→ Dataset content:
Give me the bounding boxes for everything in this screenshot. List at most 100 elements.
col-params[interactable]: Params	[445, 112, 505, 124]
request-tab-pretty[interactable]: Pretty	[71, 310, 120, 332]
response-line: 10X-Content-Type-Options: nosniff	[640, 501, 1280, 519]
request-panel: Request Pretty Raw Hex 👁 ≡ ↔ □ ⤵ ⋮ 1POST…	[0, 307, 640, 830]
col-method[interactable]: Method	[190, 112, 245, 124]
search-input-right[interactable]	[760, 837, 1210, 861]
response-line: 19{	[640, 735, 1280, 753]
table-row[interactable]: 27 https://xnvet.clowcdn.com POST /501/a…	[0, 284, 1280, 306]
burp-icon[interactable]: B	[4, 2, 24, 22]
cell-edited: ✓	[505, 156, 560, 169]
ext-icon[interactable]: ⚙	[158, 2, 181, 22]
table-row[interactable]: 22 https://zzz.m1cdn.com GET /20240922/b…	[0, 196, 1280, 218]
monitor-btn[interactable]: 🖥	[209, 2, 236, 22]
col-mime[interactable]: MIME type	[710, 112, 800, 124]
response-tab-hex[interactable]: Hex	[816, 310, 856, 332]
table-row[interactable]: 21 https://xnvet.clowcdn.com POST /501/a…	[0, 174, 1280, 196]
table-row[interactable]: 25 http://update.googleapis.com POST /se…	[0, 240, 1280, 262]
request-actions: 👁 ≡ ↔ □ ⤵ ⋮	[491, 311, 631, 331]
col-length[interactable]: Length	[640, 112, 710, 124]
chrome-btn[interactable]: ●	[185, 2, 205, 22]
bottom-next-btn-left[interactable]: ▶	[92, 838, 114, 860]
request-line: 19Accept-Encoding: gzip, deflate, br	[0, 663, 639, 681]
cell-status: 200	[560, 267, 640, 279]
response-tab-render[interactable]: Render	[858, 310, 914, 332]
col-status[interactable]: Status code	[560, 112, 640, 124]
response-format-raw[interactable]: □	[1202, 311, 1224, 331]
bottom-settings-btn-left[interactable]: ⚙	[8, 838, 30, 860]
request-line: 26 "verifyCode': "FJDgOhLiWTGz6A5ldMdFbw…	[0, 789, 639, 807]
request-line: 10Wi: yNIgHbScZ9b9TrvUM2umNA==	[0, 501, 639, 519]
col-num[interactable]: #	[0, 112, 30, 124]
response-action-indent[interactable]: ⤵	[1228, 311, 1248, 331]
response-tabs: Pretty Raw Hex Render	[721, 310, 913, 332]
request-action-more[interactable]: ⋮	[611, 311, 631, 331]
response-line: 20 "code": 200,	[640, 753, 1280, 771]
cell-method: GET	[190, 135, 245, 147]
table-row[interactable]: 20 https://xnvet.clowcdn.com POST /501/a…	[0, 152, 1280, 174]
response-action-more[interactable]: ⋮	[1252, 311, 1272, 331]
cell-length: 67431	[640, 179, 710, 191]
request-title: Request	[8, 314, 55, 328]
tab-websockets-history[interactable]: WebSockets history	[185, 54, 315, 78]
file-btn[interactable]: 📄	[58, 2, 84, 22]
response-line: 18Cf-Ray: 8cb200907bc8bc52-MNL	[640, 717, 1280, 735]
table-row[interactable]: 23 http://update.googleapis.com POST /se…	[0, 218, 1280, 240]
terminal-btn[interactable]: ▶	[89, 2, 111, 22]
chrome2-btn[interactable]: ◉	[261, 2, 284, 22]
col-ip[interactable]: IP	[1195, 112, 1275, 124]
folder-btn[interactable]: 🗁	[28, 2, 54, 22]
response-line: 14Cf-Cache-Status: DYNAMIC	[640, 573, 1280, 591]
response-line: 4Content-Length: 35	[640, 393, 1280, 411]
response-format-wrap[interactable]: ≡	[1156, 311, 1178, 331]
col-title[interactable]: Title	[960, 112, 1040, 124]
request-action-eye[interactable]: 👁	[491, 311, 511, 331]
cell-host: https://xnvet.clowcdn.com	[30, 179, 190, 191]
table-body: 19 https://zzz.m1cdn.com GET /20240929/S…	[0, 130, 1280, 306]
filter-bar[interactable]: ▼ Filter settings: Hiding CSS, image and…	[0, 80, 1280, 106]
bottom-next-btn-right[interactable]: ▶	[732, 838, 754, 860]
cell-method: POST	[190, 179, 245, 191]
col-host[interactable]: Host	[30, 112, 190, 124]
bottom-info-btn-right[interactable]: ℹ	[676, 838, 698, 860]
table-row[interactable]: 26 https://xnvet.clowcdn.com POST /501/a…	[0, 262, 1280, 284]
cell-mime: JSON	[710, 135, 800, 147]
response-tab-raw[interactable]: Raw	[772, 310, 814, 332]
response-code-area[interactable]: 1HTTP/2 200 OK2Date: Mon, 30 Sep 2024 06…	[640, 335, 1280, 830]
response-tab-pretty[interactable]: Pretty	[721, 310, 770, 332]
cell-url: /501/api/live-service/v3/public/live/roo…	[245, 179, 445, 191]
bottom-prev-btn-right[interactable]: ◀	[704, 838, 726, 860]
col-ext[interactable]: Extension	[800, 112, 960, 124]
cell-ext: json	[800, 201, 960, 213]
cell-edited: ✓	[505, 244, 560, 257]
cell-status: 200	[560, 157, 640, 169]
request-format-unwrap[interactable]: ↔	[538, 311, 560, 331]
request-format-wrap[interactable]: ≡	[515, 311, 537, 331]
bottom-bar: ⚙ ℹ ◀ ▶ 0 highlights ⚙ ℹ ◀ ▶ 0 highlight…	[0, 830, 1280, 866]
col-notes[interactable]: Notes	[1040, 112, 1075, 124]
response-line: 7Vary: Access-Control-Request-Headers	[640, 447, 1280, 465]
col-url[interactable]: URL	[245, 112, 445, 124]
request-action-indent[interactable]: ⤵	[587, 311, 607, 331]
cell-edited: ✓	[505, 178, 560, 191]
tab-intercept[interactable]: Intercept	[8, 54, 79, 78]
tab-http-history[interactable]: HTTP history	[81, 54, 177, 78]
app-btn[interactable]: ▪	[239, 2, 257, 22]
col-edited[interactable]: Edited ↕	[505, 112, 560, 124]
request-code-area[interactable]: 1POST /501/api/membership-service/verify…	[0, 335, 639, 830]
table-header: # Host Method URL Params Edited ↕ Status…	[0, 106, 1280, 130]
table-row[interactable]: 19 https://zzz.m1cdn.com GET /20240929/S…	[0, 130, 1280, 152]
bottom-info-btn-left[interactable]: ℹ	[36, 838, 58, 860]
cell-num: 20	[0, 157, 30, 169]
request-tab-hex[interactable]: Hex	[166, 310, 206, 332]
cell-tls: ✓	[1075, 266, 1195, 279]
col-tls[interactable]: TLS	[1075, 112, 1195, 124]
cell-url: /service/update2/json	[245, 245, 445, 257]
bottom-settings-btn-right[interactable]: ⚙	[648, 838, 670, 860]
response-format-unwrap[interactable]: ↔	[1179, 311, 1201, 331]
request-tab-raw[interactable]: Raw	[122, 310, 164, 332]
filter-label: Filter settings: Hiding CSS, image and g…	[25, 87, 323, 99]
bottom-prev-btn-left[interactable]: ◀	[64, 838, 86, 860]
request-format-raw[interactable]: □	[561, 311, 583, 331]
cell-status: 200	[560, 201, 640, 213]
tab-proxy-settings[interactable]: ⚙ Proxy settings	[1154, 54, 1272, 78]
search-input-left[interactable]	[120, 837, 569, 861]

→ Aim: Copy out every line of the material above that contains the string "format". The match is case-sensitive.

→ Response to the task:
response-format-raw[interactable]: □	[1202, 311, 1224, 331]
response-format-wrap[interactable]: ≡	[1156, 311, 1178, 331]
request-format-unwrap[interactable]: ↔	[538, 311, 560, 331]
request-format-wrap[interactable]: ≡	[515, 311, 537, 331]
response-format-unwrap[interactable]: ↔	[1179, 311, 1201, 331]
request-format-raw[interactable]: □	[561, 311, 583, 331]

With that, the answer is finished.